Start of Provided data
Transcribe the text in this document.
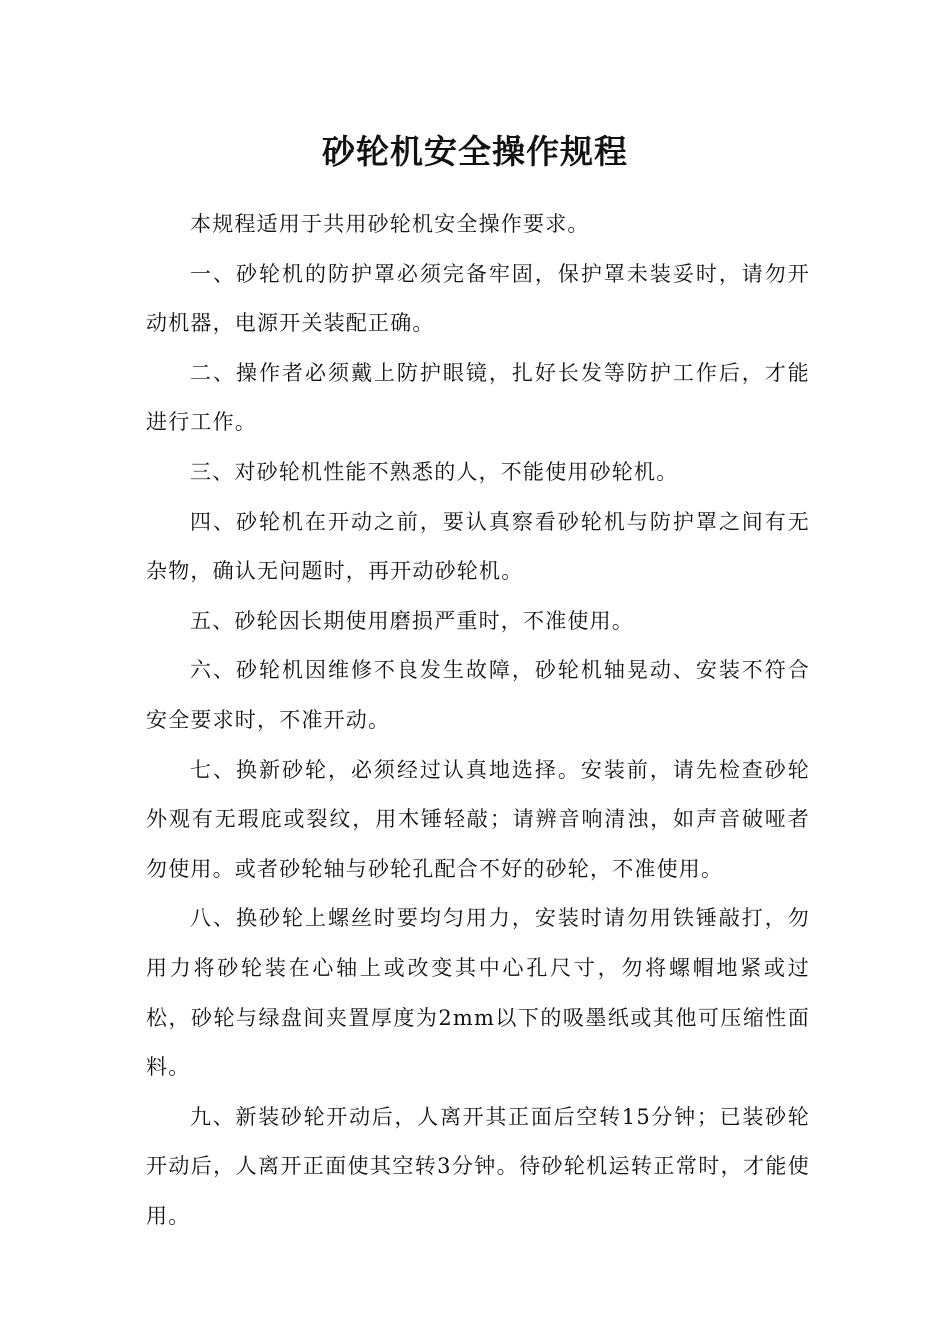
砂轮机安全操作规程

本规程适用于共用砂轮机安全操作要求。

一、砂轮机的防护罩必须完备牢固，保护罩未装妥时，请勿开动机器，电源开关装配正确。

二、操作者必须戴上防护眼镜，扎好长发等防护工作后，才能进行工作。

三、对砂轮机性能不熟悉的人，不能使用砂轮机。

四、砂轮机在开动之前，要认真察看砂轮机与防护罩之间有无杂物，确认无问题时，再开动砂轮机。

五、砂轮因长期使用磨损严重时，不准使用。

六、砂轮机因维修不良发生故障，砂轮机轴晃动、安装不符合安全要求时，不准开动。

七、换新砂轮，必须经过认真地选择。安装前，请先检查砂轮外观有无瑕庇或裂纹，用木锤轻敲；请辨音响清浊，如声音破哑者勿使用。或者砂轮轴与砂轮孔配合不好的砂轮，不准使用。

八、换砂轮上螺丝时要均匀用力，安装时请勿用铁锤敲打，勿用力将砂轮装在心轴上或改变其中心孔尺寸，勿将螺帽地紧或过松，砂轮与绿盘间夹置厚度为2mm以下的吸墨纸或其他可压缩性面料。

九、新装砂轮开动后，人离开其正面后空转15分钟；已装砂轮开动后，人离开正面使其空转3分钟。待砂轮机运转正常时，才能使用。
End of Provided data
## Your instructions
Skip the pictures, then retype every line above exactly.

## Written solution
Transcribe the text in this document.
砂轮机安全操作规程

本规程适用于共用砂轮机安全操作要求。

一、砂轮机的防护罩必须完备牢固，保护罩未装妥时，请勿开动机器，电源开关装配正确。

二、操作者必须戴上防护眼镜，扎好长发等防护工作后，才能进行工作。

三、对砂轮机性能不熟悉的人，不能使用砂轮机。

四、砂轮机在开动之前，要认真察看砂轮机与防护罩之间有无杂物，确认无问题时，再开动砂轮机。

五、砂轮因长期使用磨损严重时，不准使用。

六、砂轮机因维修不良发生故障，砂轮机轴晃动、安装不符合安全要求时，不准开动。

七、换新砂轮，必须经过认真地选择。安装前，请先检查砂轮外观有无瑕庇或裂纹，用木锤轻敲；请辨音响清浊，如声音破哑者勿使用。或者砂轮轴与砂轮孔配合不好的砂轮，不准使用。

八、换砂轮上螺丝时要均匀用力，安装时请勿用铁锤敲打，勿用力将砂轮装在心轴上或改变其中心孔尺寸，勿将螺帽地紧或过松，砂轮与绿盘间夹置厚度为2mm以下的吸墨纸或其他可压缩性面料。

九、新装砂轮开动后，人离开其正面后空转15分钟；已装砂轮开动后，人离开正面使其空转3分钟。待砂轮机运转正常时，才能使用。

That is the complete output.